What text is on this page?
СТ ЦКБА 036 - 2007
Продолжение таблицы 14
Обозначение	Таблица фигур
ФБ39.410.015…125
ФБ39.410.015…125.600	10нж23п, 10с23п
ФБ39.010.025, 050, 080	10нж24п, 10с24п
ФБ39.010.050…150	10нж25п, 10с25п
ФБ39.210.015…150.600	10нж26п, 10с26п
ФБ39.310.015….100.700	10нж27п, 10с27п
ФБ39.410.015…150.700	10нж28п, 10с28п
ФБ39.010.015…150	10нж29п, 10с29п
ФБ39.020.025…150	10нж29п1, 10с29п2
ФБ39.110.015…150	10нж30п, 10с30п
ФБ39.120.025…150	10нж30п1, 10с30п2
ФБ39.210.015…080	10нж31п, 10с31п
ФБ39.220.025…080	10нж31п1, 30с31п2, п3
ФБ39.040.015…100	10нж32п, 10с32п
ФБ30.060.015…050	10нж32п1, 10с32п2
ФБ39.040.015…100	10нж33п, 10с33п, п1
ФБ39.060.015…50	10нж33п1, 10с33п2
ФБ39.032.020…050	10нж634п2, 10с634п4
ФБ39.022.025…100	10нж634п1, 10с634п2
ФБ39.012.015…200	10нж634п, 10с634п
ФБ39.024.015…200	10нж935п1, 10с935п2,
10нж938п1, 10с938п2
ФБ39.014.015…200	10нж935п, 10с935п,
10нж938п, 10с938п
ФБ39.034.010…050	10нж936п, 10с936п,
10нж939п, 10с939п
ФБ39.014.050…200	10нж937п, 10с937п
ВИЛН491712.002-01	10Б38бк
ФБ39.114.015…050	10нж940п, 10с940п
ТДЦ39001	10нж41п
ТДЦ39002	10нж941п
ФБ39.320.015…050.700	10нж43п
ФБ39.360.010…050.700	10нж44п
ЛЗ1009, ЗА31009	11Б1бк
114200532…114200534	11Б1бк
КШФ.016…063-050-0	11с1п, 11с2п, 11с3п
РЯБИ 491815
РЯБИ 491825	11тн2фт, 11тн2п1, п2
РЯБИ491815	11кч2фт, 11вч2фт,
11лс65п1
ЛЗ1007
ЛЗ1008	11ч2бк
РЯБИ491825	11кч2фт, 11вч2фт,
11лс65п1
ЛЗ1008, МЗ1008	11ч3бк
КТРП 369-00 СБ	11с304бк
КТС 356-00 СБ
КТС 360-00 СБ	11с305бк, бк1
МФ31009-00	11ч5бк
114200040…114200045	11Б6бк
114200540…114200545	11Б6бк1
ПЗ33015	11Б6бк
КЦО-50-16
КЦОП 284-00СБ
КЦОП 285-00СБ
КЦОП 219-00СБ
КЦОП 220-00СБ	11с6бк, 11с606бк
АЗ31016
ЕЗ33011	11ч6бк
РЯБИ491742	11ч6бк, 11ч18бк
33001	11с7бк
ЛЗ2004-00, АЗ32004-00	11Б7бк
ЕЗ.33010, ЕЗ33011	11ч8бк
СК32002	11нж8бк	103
- - -
--- What the task asks ---
Print the whole listing exactly as it is.

--- Exercise result ---
What text is on this page?
СТ ЦКБА 036 - 2007
Продолжение таблицы 14
Обозначение	Таблица фигур
ФБ39.410.015…125
ФБ39.410.015…125.600	10нж23п, 10с23п
ФБ39.010.025, 050, 080	10нж24п, 10с24п
ФБ39.010.050…150	10нж25п, 10с25п
ФБ39.210.015…150.600	10нж26п, 10с26п
ФБ39.310.015….100.700	10нж27п, 10с27п
ФБ39.410.015…150.700	10нж28п, 10с28п
ФБ39.010.015…150	10нж29п, 10с29п
ФБ39.020.025…150	10нж29п1, 10с29п2
ФБ39.110.015…150	10нж30п, 10с30п
ФБ39.120.025…150	10нж30п1, 10с30п2
ФБ39.210.015…080	10нж31п, 10с31п
ФБ39.220.025…080	10нж31п1, 30с31п2, п3
ФБ39.040.015…100	10нж32п, 10с32п
ФБ30.060.015…050	10нж32п1, 10с32п2
ФБ39.040.015…100	10нж33п, 10с33п, п1
ФБ39.060.015…50	10нж33п1, 10с33п2
ФБ39.032.020…050	10нж634п2, 10с634п4
ФБ39.022.025…100	10нж634п1, 10с634п2
ФБ39.012.015…200	10нж634п, 10с634п
ФБ39.024.015…200	10нж935п1, 10с935п2,
10нж938п1, 10с938п2
ФБ39.014.015…200	10нж935п, 10с935п,
10нж938п, 10с938п
ФБ39.034.010…050	10нж936п, 10с936п,
10нж939п, 10с939п
ФБ39.014.050…200	10нж937п, 10с937п
ВИЛН491712.002-01	10Б38бк
ФБ39.114.015…050	10нж940п, 10с940п
ТДЦ39001	10нж41п
ТДЦ39002	10нж941п
ФБ39.320.015…050.700	10нж43п
ФБ39.360.010…050.700	10нж44п
ЛЗ1009, ЗА31009	11Б1бк
114200532…114200534	11Б1бк
КШФ.016…063-050-0	11с1п, 11с2п, 11с3п
РЯБИ 491815
РЯБИ 491825	11тн2фт, 11тн2п1, п2
РЯБИ491815	11кч2фт, 11вч2фт,
11лс65п1
ЛЗ1007
ЛЗ1008	11ч2бк
РЯБИ491825	11кч2фт, 11вч2фт,
11лс65п1
ЛЗ1008, МЗ1008	11ч3бк
КТРП 369-00 СБ	11с304бк
КТС 356-00 СБ
КТС 360-00 СБ	11с305бк, бк1
МФ31009-00	11ч5бк
114200040…114200045	11Б6бк
114200540…114200545	11Б6бк1
ПЗ33015	11Б6бк
КЦО-50-16
КЦОП 284-00СБ
КЦОП 285-00СБ
КЦОП 219-00СБ
КЦОП 220-00СБ	11с6бк, 11с606бк
АЗ31016
ЕЗ33011	11ч6бк
РЯБИ491742	11ч6бк, 11ч18бк
33001	11с7бк
ЛЗ2004-00, АЗ32004-00	11Б7бк
ЕЗ.33010, ЕЗ33011	11ч8бк
СК32002	11нж8бк	103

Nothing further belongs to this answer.